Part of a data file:
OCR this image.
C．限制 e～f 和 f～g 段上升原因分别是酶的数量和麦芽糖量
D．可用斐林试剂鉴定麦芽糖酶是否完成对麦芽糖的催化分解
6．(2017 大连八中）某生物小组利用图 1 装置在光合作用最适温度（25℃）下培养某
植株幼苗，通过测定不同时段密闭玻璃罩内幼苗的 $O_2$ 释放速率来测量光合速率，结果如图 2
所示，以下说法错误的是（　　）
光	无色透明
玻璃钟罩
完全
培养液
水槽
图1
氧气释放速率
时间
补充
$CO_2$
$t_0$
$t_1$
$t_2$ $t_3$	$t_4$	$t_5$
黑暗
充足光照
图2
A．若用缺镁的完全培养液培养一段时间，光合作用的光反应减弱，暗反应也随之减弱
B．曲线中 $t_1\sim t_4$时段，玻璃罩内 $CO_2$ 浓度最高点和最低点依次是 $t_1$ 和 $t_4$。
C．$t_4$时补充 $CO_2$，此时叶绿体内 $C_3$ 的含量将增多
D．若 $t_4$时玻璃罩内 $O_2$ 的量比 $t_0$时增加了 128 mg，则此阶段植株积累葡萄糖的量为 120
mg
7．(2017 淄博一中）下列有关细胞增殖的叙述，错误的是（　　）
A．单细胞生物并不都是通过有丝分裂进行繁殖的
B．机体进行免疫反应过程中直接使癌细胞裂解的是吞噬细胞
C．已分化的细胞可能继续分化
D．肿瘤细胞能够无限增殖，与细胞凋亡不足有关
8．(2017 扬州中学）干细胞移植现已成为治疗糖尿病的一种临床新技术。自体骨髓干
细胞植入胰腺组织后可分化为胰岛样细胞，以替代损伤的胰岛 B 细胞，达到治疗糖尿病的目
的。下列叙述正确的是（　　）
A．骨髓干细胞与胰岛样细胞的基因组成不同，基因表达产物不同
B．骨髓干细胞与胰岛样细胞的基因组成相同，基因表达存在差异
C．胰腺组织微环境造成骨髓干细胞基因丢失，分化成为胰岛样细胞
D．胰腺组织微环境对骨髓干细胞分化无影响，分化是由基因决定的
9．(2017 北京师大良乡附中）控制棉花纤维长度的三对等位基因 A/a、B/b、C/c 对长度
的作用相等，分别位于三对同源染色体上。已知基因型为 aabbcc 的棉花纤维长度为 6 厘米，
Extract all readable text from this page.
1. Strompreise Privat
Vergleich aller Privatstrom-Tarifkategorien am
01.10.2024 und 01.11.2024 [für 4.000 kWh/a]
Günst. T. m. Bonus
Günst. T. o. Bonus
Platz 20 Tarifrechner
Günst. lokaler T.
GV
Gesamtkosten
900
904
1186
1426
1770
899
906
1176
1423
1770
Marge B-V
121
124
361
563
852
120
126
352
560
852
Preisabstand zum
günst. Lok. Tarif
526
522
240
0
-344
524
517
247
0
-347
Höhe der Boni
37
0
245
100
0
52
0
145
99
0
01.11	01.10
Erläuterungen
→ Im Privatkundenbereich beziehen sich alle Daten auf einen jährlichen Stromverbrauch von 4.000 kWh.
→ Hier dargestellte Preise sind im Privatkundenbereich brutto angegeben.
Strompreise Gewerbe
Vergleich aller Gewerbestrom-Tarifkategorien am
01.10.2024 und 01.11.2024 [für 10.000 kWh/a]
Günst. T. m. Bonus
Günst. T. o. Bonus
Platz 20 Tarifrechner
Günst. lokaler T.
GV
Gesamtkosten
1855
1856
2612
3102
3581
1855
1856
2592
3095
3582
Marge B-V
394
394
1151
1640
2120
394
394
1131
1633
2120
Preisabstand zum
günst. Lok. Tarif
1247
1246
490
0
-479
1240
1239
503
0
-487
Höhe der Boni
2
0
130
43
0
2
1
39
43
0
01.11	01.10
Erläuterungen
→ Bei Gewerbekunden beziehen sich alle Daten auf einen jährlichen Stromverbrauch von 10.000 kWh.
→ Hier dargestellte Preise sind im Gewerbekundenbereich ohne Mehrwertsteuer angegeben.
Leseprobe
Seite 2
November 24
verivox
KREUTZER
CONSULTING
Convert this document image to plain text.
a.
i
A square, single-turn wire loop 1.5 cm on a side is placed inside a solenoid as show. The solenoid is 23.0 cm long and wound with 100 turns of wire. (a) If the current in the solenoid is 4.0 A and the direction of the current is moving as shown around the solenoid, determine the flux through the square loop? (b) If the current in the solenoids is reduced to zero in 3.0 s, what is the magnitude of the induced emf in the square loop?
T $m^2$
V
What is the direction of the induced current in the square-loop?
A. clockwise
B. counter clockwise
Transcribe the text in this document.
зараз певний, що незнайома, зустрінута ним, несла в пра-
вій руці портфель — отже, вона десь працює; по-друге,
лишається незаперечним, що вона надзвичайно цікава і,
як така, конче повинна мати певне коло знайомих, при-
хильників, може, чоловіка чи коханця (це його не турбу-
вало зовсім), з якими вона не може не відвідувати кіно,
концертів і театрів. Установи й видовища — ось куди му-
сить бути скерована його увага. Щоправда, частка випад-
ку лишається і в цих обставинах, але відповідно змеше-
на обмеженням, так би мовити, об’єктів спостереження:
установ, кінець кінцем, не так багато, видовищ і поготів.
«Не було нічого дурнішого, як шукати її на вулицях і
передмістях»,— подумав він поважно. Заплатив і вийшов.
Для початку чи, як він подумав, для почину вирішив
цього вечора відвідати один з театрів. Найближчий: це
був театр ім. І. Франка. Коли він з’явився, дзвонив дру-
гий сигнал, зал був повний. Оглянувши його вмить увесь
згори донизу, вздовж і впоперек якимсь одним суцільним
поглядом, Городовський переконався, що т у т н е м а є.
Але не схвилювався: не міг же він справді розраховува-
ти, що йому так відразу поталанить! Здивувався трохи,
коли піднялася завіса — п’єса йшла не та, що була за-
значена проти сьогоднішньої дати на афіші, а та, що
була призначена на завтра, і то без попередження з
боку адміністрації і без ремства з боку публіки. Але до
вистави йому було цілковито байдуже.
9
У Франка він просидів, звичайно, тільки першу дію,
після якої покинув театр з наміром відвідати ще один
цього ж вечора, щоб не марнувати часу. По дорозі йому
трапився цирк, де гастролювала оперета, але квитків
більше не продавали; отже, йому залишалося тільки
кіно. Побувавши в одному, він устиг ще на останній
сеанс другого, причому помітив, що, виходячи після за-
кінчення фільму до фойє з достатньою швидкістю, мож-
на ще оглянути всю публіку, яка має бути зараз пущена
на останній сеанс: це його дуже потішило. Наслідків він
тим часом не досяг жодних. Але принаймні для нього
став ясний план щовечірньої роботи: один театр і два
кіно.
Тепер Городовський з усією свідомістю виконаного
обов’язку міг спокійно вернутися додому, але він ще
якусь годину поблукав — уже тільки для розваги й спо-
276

### What this task involves
Copy down the whole of the data above, matching it exactly.

### Response
OCR this image.
C．限制 e～f 和 f～g 段上升原因分别是酶的数量和麦芽糖量
D．可用斐林试剂鉴定麦芽糖酶是否完成对麦芽糖的催化分解
6．(2017 大连八中）某生物小组利用图 1 装置在光合作用最适温度（25℃）下培养某
植株幼苗，通过测定不同时段密闭玻璃罩内幼苗的 $O_2$ 释放速率来测量光合速率，结果如图 2
所示，以下说法错误的是（　　）
光	无色透明
玻璃钟罩
完全
培养液
水槽
图1
氧气释放速率
时间
补充
$CO_2$
$t_0$
$t_1$
$t_2$ $t_3$	$t_4$	$t_5$
黑暗
充足光照
图2
A．若用缺镁的完全培养液培养一段时间，光合作用的光反应减弱，暗反应也随之减弱
B．曲线中 $t_1\sim t_4$时段，玻璃罩内 $CO_2$ 浓度最高点和最低点依次是 $t_1$ 和 $t_4$。
C．$t_4$时补充 $CO_2$，此时叶绿体内 $C_3$ 的含量将增多
D．若 $t_4$时玻璃罩内 $O_2$ 的量比 $t_0$时增加了 128 mg，则此阶段植株积累葡萄糖的量为 120
mg
7．(2017 淄博一中）下列有关细胞增殖的叙述，错误的是（　　）
A．单细胞生物并不都是通过有丝分裂进行繁殖的
B．机体进行免疫反应过程中直接使癌细胞裂解的是吞噬细胞
C．已分化的细胞可能继续分化
D．肿瘤细胞能够无限增殖，与细胞凋亡不足有关
8．(2017 扬州中学）干细胞移植现已成为治疗糖尿病的一种临床新技术。自体骨髓干
细胞植入胰腺组织后可分化为胰岛样细胞，以替代损伤的胰岛 B 细胞，达到治疗糖尿病的目
的。下列叙述正确的是（　　）
A．骨髓干细胞与胰岛样细胞的基因组成不同，基因表达产物不同
B．骨髓干细胞与胰岛样细胞的基因组成相同，基因表达存在差异
C．胰腺组织微环境造成骨髓干细胞基因丢失，分化成为胰岛样细胞
D．胰腺组织微环境对骨髓干细胞分化无影响，分化是由基因决定的
9．(2017 北京师大良乡附中）控制棉花纤维长度的三对等位基因 A/a、B/b、C/c 对长度
的作用相等，分别位于三对同源染色体上。已知基因型为 aabbcc 的棉花纤维长度为 6 厘米，
Extract all readable text from this page.
1. Strompreise Privat
Vergleich aller Privatstrom-Tarifkategorien am
01.10.2024 und 01.11.2024 [für 4.000 kWh/a]
Günst. T. m. Bonus
Günst. T. o. Bonus
Platz 20 Tarifrechner
Günst. lokaler T.
GV
Gesamtkosten
900
904
1186
1426
1770
899
906
1176
1423
1770
Marge B-V
121
124
361
563
852
120
126
352
560
852
Preisabstand zum
günst. Lok. Tarif
526
522
240
0
-344
524
517
247
0
-347
Höhe der Boni
37
0
245
100
0
52
0
145
99
0
01.11	01.10
Erläuterungen
→ Im Privatkundenbereich beziehen sich alle Daten auf einen jährlichen Stromverbrauch von 4.000 kWh.
→ Hier dargestellte Preise sind im Privatkundenbereich brutto angegeben.
Strompreise Gewerbe
Vergleich aller Gewerbestrom-Tarifkategorien am
01.10.2024 und 01.11.2024 [für 10.000 kWh/a]
Günst. T. m. Bonus
Günst. T. o. Bonus
Platz 20 Tarifrechner
Günst. lokaler T.
GV
Gesamtkosten
1855
1856
2612
3102
3581
1855
1856
2592
3095
3582
Marge B-V
394
394
1151
1640
2120
394
394
1131
1633
2120
Preisabstand zum
günst. Lok. Tarif
1247
1246
490
0
-479
1240
1239
503
0
-487
Höhe der Boni
2
0
130
43
0
2
1
39
43
0
01.11	01.10
Erläuterungen
→ Bei Gewerbekunden beziehen sich alle Daten auf einen jährlichen Stromverbrauch von 10.000 kWh.
→ Hier dargestellte Preise sind im Gewerbekundenbereich ohne Mehrwertsteuer angegeben.
Leseprobe
Seite 2
November 24
verivox
KREUTZER
CONSULTING
Convert this document image to plain text.
a.
i
A square, single-turn wire loop 1.5 cm on a side is placed inside a solenoid as show. The solenoid is 23.0 cm long and wound with 100 turns of wire. (a) If the current in the solenoid is 4.0 A and the direction of the current is moving as shown around the solenoid, determine the flux through the square loop? (b) If the current in the solenoids is reduced to zero in 3.0 s, what is the magnitude of the induced emf in the square loop?
T $m^2$
V
What is the direction of the induced current in the square-loop?
A. clockwise
B. counter clockwise
Transcribe the text in this document.
зараз певний, що незнайома, зустрінута ним, несла в пра-
вій руці портфель — отже, вона десь працює; по-друге,
лишається незаперечним, що вона надзвичайно цікава і,
як така, конче повинна мати певне коло знайомих, при-
хильників, може, чоловіка чи коханця (це його не турбу-
вало зовсім), з якими вона не може не відвідувати кіно,
концертів і театрів. Установи й видовища — ось куди му-
сить бути скерована його увага. Щоправда, частка випад-
ку лишається і в цих обставинах, але відповідно змеше-
на обмеженням, так би мовити, об’єктів спостереження:
установ, кінець кінцем, не так багато, видовищ і поготів.
«Не було нічого дурнішого, як шукати її на вулицях і
передмістях»,— подумав він поважно. Заплатив і вийшов.
Для початку чи, як він подумав, для почину вирішив
цього вечора відвідати один з театрів. Найближчий: це
був театр ім. І. Франка. Коли він з’явився, дзвонив дру-
гий сигнал, зал був повний. Оглянувши його вмить увесь
згори донизу, вздовж і впоперек якимсь одним суцільним
поглядом, Городовський переконався, що т у т н е м а є.
Але не схвилювався: не міг же він справді розраховува-
ти, що йому так відразу поталанить! Здивувався трохи,
коли піднялася завіса — п’єса йшла не та, що була за-
значена проти сьогоднішньої дати на афіші, а та, що
була призначена на завтра, і то без попередження з
боку адміністрації і без ремства з боку публіки. Але до
вистави йому було цілковито байдуже.
9
У Франка він просидів, звичайно, тільки першу дію,
після якої покинув театр з наміром відвідати ще один
цього ж вечора, щоб не марнувати часу. По дорозі йому
трапився цирк, де гастролювала оперета, але квитків
більше не продавали; отже, йому залишалося тільки
кіно. Побувавши в одному, він устиг ще на останній
сеанс другого, причому помітив, що, виходячи після за-
кінчення фільму до фойє з достатньою швидкістю, мож-
на ще оглянути всю публіку, яка має бути зараз пущена
на останній сеанс: це його дуже потішило. Наслідків він
тим часом не досяг жодних. Але принаймні для нього
став ясний план щовечірньої роботи: один театр і два
кіно.
Тепер Городовський з усією свідомістю виконаного
обов’язку міг спокійно вернутися додому, але він ще
якусь годину поблукав — уже тільки для розваги й спо-
276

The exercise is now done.